Identify the lines containing the word "和ClO". Copy each one.

Dataset records
>> begin

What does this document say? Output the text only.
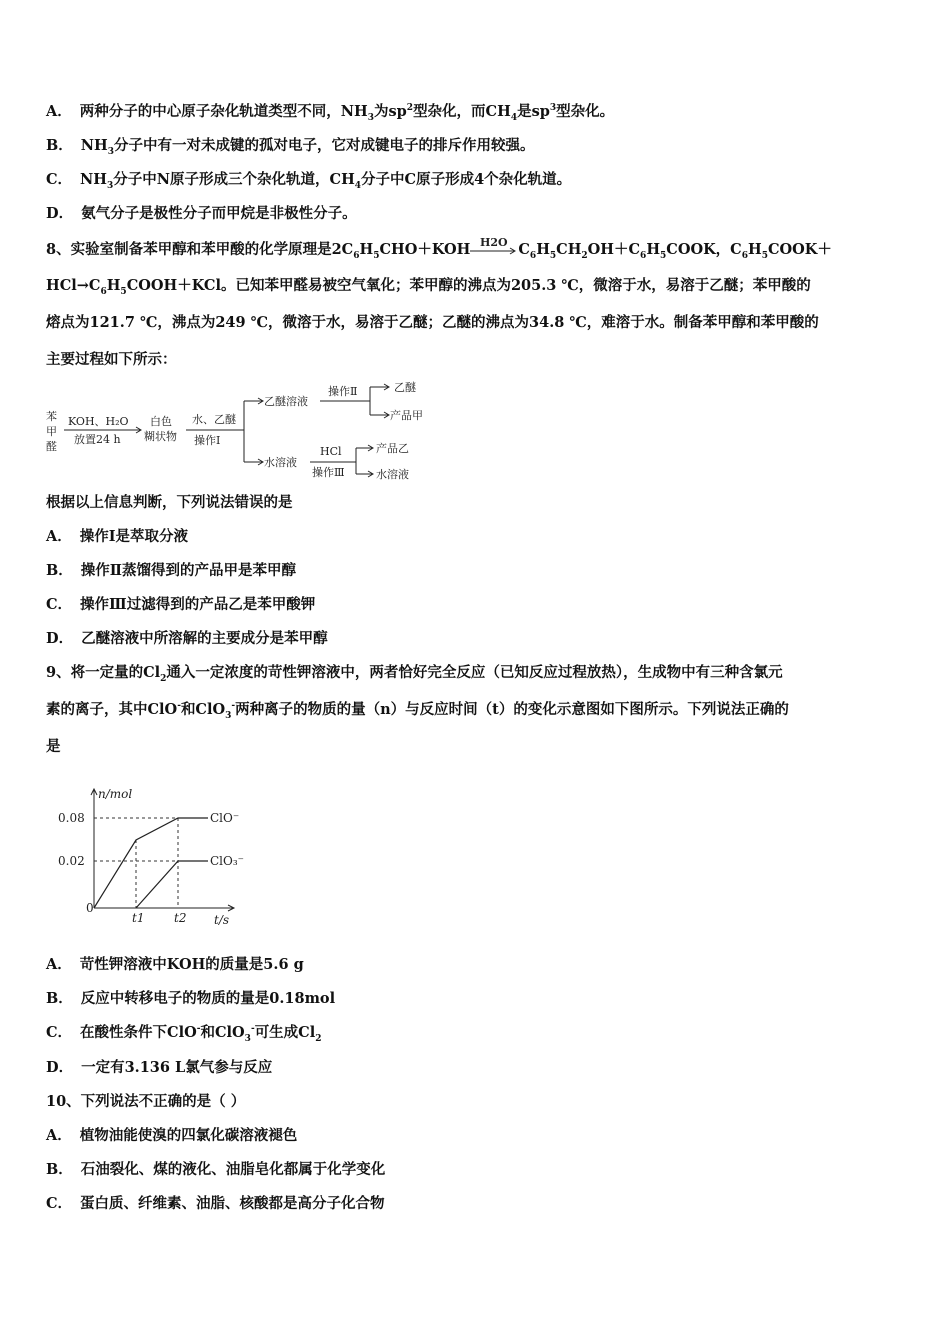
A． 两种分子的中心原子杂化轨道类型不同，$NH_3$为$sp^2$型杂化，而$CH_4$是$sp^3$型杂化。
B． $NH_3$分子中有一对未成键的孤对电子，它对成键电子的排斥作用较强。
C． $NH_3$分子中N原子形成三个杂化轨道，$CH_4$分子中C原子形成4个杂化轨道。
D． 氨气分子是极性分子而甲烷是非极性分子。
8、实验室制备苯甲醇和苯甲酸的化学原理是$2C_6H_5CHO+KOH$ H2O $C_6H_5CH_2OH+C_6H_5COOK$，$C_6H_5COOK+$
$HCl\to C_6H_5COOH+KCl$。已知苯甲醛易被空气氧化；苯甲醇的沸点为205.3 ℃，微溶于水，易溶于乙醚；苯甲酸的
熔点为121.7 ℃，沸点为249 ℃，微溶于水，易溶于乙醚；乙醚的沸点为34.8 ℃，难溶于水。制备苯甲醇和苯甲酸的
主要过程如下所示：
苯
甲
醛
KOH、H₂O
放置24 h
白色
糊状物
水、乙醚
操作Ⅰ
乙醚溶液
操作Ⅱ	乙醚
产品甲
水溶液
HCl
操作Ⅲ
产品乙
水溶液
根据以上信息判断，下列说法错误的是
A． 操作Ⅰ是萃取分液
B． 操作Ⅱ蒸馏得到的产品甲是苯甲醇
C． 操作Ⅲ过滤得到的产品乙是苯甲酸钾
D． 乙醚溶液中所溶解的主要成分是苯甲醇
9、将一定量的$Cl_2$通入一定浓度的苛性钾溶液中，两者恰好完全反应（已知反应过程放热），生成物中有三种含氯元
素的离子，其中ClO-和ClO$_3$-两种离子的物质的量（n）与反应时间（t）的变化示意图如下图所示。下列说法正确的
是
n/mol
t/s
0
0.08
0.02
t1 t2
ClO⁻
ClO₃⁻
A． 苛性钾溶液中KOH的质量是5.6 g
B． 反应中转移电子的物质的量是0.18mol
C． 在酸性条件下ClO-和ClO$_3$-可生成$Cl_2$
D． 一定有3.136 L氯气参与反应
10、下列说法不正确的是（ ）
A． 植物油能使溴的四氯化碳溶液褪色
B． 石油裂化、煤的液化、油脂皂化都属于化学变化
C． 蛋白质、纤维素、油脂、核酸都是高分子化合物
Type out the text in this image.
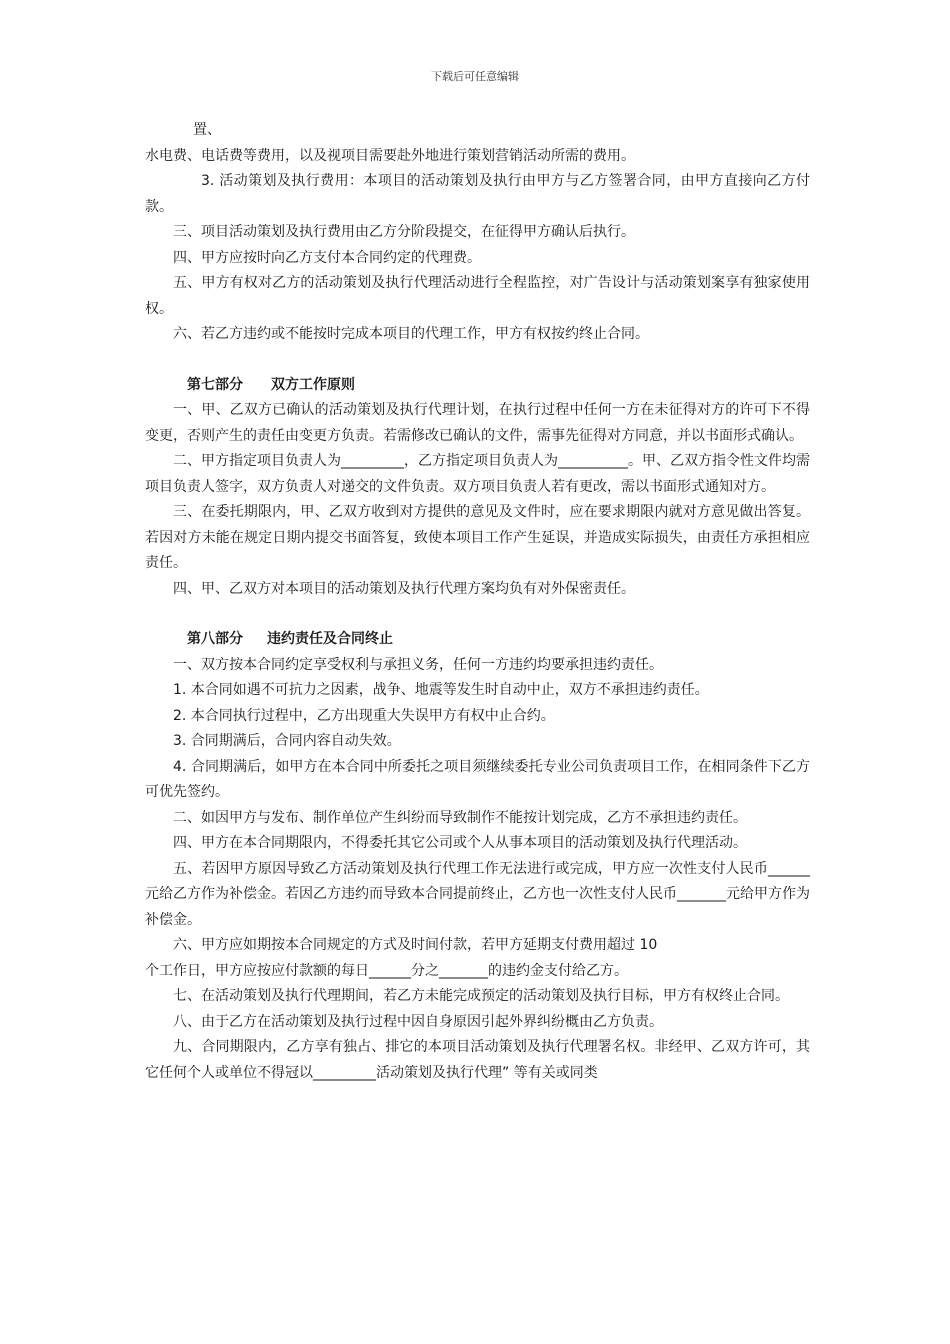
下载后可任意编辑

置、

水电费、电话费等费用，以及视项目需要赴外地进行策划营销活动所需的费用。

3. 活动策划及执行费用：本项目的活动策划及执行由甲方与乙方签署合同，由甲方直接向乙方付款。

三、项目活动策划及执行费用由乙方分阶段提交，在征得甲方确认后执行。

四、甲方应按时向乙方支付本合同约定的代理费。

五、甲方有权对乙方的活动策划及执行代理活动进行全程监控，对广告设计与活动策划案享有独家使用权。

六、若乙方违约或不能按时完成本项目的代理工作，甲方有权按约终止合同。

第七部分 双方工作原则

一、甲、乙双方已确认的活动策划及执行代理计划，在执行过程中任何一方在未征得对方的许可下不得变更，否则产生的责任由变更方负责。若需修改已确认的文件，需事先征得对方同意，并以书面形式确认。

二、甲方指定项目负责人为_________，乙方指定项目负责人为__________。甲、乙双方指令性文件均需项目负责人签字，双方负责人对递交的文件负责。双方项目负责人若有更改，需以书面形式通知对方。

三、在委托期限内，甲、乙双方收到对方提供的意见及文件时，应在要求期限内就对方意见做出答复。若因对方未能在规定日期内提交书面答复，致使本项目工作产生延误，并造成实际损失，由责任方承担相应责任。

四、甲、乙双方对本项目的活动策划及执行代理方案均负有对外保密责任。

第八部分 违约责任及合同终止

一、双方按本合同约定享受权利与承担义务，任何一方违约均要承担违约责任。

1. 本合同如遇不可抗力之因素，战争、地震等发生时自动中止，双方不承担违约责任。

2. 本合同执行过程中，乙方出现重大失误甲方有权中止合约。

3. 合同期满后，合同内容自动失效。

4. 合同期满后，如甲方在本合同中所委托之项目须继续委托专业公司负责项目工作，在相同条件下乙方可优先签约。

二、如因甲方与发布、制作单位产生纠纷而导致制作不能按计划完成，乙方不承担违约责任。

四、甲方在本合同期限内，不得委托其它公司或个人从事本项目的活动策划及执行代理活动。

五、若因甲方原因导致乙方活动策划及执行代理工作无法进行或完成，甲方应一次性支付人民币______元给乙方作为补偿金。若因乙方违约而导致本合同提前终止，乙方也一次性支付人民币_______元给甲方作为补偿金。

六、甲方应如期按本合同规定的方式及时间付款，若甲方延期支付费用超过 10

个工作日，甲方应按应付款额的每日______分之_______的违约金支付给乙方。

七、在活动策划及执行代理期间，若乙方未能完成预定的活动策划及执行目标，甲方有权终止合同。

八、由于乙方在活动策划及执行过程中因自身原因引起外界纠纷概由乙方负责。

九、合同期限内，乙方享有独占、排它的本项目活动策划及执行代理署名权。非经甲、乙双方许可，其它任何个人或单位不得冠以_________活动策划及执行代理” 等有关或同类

>> end

RESULT FOR THIS TASK —
素的离子，其中ClO-和ClO$_3$-两种离子的物质的量（n）与反应时间（t）的变化示意图如下图所示。下列说法正确的
C． 在酸性条件下ClO-和ClO$_3$-可生成$Cl_2$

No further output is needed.